A run of records

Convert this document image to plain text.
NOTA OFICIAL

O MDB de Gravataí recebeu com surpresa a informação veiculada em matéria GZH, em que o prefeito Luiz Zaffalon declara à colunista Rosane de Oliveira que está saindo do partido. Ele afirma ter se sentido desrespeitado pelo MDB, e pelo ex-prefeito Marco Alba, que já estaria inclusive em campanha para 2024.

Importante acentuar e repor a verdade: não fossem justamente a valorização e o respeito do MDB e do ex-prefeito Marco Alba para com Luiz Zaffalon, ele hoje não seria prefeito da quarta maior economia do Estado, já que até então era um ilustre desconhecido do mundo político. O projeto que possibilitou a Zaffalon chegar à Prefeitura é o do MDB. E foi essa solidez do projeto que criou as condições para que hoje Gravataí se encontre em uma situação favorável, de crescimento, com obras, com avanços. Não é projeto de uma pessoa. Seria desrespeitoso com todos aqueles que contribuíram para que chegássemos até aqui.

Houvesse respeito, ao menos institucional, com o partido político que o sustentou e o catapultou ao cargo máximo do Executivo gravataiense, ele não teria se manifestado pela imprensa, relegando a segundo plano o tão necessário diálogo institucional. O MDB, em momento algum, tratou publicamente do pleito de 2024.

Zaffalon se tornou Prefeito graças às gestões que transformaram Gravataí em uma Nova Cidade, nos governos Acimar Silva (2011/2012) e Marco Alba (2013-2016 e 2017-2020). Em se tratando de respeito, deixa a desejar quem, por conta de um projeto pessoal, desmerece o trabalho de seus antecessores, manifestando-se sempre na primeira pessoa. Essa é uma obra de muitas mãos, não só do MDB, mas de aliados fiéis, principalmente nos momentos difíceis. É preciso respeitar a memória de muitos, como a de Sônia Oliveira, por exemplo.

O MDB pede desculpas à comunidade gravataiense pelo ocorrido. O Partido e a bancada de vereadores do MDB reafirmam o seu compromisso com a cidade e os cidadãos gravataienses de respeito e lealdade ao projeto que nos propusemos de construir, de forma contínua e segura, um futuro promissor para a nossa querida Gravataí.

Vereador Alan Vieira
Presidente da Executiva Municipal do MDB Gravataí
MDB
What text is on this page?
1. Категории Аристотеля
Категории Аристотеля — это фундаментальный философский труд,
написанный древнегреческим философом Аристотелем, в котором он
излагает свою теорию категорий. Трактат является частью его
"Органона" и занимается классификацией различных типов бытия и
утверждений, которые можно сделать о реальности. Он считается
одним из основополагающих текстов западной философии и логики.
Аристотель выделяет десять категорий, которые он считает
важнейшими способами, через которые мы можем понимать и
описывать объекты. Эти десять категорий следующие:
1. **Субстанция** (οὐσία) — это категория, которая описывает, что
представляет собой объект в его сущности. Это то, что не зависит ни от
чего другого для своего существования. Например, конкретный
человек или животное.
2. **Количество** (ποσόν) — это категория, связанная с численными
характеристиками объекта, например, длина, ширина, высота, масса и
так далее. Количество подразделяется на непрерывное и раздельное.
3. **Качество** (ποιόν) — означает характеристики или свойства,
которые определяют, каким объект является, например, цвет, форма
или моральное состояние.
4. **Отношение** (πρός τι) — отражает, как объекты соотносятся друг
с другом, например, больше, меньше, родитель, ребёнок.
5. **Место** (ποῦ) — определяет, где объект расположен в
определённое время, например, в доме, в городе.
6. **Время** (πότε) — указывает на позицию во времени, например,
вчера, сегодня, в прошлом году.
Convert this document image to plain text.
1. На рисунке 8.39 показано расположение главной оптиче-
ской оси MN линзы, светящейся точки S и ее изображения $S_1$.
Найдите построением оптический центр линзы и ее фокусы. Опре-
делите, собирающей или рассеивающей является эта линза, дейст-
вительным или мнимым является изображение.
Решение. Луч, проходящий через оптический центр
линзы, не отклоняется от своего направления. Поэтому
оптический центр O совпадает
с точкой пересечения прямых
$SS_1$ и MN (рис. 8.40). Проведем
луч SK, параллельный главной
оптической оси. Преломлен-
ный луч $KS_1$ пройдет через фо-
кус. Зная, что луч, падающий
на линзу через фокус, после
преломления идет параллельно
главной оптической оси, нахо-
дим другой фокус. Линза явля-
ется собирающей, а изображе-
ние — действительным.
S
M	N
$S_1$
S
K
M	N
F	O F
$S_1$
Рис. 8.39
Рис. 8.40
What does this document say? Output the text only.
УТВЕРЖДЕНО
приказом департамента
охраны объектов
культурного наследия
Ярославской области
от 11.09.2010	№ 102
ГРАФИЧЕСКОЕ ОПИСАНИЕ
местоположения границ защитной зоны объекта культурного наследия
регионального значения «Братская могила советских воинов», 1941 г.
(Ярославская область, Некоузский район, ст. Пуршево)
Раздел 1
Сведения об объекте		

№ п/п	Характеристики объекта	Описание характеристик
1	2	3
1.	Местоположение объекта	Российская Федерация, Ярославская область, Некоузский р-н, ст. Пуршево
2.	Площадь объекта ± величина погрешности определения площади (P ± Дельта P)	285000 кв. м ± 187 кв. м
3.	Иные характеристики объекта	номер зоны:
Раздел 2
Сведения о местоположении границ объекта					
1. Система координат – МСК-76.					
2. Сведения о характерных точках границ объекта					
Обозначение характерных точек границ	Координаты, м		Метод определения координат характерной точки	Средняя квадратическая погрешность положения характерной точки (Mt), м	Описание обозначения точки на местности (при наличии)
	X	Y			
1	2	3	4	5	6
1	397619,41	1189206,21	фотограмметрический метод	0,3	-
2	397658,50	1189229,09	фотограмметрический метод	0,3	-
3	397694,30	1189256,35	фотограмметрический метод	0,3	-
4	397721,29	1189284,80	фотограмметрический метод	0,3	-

**PROMPT:**
Copy out the whole listing exactly.

**SOLUTION FOR THIS TASK:**
Convert this document image to plain text.
NOTA OFICIAL

O MDB de Gravataí recebeu com surpresa a informação veiculada em matéria GZH, em que o prefeito Luiz Zaffalon declara à colunista Rosane de Oliveira que está saindo do partido. Ele afirma ter se sentido desrespeitado pelo MDB, e pelo ex-prefeito Marco Alba, que já estaria inclusive em campanha para 2024.

Importante acentuar e repor a verdade: não fossem justamente a valorização e o respeito do MDB e do ex-prefeito Marco Alba para com Luiz Zaffalon, ele hoje não seria prefeito da quarta maior economia do Estado, já que até então era um ilustre desconhecido do mundo político. O projeto que possibilitou a Zaffalon chegar à Prefeitura é o do MDB. E foi essa solidez do projeto que criou as condições para que hoje Gravataí se encontre em uma situação favorável, de crescimento, com obras, com avanços. Não é projeto de uma pessoa. Seria desrespeitoso com todos aqueles que contribuíram para que chegássemos até aqui.

Houvesse respeito, ao menos institucional, com o partido político que o sustentou e o catapultou ao cargo máximo do Executivo gravataiense, ele não teria se manifestado pela imprensa, relegando a segundo plano o tão necessário diálogo institucional. O MDB, em momento algum, tratou publicamente do pleito de 2024.

Zaffalon se tornou Prefeito graças às gestões que transformaram Gravataí em uma Nova Cidade, nos governos Acimar Silva (2011/2012) e Marco Alba (2013-2016 e 2017-2020). Em se tratando de respeito, deixa a desejar quem, por conta de um projeto pessoal, desmerece o trabalho de seus antecessores, manifestando-se sempre na primeira pessoa. Essa é uma obra de muitas mãos, não só do MDB, mas de aliados fiéis, principalmente nos momentos difíceis. É preciso respeitar a memória de muitos, como a de Sônia Oliveira, por exemplo.

O MDB pede desculpas à comunidade gravataiense pelo ocorrido. O Partido e a bancada de vereadores do MDB reafirmam o seu compromisso com a cidade e os cidadãos gravataienses de respeito e lealdade ao projeto que nos propusemos de construir, de forma contínua e segura, um futuro promissor para a nossa querida Gravataí.

Vereador Alan Vieira
Presidente da Executiva Municipal do MDB Gravataí
MDB
What text is on this page?
1. Категории Аристотеля
Категории Аристотеля — это фундаментальный философский труд,
написанный древнегреческим философом Аристотелем, в котором он
излагает свою теорию категорий. Трактат является частью его
"Органона" и занимается классификацией различных типов бытия и
утверждений, которые можно сделать о реальности. Он считается
одним из основополагающих текстов западной философии и логики.
Аристотель выделяет десять категорий, которые он считает
важнейшими способами, через которые мы можем понимать и
описывать объекты. Эти десять категорий следующие:
1. **Субстанция** (οὐσία) — это категория, которая описывает, что
представляет собой объект в его сущности. Это то, что не зависит ни от
чего другого для своего существования. Например, конкретный
человек или животное.
2. **Количество** (ποσόν) — это категория, связанная с численными
характеристиками объекта, например, длина, ширина, высота, масса и
так далее. Количество подразделяется на непрерывное и раздельное.
3. **Качество** (ποιόν) — означает характеристики или свойства,
которые определяют, каким объект является, например, цвет, форма
или моральное состояние.
4. **Отношение** (πρός τι) — отражает, как объекты соотносятся друг
с другом, например, больше, меньше, родитель, ребёнок.
5. **Место** (ποῦ) — определяет, где объект расположен в
определённое время, например, в доме, в городе.
6. **Время** (πότε) — указывает на позицию во времени, например,
вчера, сегодня, в прошлом году.
Convert this document image to plain text.
1. На рисунке 8.39 показано расположение главной оптиче-
ской оси MN линзы, светящейся точки S и ее изображения $S_1$.
Найдите построением оптический центр линзы и ее фокусы. Опре-
делите, собирающей или рассеивающей является эта линза, дейст-
вительным или мнимым является изображение.
Решение. Луч, проходящий через оптический центр
линзы, не отклоняется от своего направления. Поэтому
оптический центр O совпадает
с точкой пересечения прямых
$SS_1$ и MN (рис. 8.40). Проведем
луч SK, параллельный главной
оптической оси. Преломлен-
ный луч $KS_1$ пройдет через фо-
кус. Зная, что луч, падающий
на линзу через фокус, после
преломления идет параллельно
главной оптической оси, нахо-
дим другой фокус. Линза явля-
ется собирающей, а изображе-
ние — действительным.
S
M	N
$S_1$
S
K
M	N
F	O F
$S_1$
Рис. 8.39
Рис. 8.40
What does this document say? Output the text only.
УТВЕРЖДЕНО
приказом департамента
охраны объектов
культурного наследия
Ярославской области
от 11.09.2010	№ 102
ГРАФИЧЕСКОЕ ОПИСАНИЕ
местоположения границ защитной зоны объекта культурного наследия
регионального значения «Братская могила советских воинов», 1941 г.
(Ярославская область, Некоузский район, ст. Пуршево)
Раздел 1
Сведения об объекте		

№ п/п	Характеристики объекта	Описание характеристик
1	2	3
1.	Местоположение объекта	Российская Федерация, Ярославская область, Некоузский р-н, ст. Пуршево
2.	Площадь объекта ± величина погрешности определения площади (P ± Дельта P)	285000 кв. м ± 187 кв. м
3.	Иные характеристики объекта	номер зоны:
Раздел 2
Сведения о местоположении границ объекта					
1. Система координат – МСК-76.					
2. Сведения о характерных точках границ объекта					
Обозначение характерных точек границ	Координаты, м		Метод определения координат характерной точки	Средняя квадратическая погрешность положения характерной точки (Mt), м	Описание обозначения точки на местности (при наличии)
	X	Y			
1	2	3	4	5	6
1	397619,41	1189206,21	фотограмметрический метод	0,3	-
2	397658,50	1189229,09	фотограмметрический метод	0,3	-
3	397694,30	1189256,35	фотограмметрический метод	0,3	-
4	397721,29	1189284,80	фотограмметрический метод	0,3	-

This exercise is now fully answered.